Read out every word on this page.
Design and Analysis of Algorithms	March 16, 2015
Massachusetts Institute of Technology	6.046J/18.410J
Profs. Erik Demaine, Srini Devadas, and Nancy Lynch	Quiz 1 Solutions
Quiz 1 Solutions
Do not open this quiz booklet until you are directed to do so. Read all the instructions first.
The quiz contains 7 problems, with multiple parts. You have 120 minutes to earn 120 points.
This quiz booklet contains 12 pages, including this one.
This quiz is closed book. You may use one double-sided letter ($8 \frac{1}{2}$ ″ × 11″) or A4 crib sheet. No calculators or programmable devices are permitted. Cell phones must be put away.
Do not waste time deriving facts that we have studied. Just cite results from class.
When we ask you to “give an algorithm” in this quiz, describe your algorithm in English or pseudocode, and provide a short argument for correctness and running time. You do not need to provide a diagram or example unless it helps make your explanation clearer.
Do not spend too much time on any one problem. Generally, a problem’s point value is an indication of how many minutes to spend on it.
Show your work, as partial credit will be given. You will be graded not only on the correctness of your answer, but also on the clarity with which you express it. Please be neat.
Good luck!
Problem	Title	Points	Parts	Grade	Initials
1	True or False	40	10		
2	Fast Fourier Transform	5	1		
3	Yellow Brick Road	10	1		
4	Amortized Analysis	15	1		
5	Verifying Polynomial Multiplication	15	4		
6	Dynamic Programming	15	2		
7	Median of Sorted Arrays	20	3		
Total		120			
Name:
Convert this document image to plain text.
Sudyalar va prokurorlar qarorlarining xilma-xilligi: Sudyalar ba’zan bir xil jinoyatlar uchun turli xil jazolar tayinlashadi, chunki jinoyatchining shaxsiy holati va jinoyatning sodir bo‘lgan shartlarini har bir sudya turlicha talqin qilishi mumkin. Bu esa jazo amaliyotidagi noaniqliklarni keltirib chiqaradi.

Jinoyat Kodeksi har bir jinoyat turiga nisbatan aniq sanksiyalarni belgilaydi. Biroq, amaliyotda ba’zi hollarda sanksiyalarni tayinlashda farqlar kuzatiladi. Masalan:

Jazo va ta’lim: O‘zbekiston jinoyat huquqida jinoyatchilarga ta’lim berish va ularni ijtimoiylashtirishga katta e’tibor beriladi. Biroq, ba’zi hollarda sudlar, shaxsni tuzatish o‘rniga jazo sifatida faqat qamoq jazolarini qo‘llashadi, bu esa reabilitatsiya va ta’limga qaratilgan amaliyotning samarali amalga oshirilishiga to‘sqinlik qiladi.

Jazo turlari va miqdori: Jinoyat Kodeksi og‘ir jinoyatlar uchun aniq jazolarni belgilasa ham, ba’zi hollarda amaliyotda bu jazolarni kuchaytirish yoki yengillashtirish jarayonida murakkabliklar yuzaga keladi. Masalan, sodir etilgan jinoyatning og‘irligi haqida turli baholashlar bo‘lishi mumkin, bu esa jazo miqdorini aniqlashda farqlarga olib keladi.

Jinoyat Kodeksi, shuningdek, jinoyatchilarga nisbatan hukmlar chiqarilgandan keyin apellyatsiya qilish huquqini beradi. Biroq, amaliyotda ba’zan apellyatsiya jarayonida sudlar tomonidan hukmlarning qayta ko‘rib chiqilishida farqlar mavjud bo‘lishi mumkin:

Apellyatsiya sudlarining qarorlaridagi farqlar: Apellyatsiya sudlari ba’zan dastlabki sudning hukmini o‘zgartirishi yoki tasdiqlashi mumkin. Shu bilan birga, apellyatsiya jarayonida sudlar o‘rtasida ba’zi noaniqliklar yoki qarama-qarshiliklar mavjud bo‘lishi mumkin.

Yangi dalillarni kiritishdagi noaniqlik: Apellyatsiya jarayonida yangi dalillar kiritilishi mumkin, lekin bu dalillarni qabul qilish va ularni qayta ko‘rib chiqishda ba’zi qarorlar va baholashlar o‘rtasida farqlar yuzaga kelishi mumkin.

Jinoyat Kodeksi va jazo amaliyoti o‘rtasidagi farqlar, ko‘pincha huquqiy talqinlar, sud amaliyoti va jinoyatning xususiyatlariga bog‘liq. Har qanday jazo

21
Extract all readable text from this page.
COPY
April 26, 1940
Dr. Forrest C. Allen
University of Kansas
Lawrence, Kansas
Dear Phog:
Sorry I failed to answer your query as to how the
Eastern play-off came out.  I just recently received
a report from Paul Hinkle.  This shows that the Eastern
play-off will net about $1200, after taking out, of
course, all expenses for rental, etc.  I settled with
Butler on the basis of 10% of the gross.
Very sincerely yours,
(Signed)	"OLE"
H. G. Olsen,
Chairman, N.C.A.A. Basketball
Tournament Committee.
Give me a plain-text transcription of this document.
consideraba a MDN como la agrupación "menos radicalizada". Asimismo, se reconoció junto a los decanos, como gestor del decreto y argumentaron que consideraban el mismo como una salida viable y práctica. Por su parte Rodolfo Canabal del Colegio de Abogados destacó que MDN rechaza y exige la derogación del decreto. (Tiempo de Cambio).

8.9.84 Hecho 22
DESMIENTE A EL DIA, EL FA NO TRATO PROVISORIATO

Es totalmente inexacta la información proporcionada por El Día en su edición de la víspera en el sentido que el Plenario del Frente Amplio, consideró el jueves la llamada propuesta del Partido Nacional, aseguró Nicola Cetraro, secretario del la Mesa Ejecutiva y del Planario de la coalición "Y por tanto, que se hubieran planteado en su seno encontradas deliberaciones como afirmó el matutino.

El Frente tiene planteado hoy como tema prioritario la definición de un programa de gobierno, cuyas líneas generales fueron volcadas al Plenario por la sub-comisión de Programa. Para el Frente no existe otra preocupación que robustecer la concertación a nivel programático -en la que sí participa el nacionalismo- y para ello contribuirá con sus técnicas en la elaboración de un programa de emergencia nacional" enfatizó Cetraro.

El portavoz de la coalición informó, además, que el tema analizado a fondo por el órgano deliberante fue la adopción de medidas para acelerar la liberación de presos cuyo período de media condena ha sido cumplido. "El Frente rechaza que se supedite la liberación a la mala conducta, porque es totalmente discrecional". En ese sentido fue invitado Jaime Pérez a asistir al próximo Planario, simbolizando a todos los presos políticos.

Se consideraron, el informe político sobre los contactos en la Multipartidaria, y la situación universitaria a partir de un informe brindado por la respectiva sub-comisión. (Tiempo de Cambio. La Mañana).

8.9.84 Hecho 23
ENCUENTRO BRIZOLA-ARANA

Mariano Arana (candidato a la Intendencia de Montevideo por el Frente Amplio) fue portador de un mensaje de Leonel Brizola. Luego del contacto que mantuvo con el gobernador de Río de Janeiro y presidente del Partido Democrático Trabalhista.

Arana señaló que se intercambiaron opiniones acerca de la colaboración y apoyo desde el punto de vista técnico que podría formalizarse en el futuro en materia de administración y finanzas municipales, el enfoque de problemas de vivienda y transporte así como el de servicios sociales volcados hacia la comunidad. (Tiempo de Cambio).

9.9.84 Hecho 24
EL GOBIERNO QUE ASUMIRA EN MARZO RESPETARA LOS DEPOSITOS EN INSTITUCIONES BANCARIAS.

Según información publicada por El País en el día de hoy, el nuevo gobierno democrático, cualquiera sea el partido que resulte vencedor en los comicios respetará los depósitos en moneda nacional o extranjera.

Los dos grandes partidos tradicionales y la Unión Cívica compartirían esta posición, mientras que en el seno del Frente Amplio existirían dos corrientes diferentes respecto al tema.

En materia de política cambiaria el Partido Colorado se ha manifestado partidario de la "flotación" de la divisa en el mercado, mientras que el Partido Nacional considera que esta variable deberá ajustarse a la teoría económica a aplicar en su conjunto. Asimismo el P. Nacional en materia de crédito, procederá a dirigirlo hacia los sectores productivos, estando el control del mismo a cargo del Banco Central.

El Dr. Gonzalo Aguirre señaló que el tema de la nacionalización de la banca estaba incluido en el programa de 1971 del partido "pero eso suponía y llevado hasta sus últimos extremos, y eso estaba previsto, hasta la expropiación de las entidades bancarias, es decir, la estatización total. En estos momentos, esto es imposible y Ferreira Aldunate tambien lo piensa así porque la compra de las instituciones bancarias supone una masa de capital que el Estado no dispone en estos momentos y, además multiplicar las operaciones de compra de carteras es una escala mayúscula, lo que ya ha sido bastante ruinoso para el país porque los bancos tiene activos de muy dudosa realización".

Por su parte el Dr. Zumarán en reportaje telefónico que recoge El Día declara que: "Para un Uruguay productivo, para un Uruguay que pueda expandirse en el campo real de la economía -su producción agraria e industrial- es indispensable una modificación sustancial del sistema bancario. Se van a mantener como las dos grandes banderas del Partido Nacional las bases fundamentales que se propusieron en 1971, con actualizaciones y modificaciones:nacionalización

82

------------------------------------------------------------

Search the records for the word "answer" and copy every line where it occurs.

Show your work, as partial credit will be given. You will be graded not only on the correctness of your answer, but also on the clarity with which you express it. Please be neat.
Sorry I failed to answer your query as to how the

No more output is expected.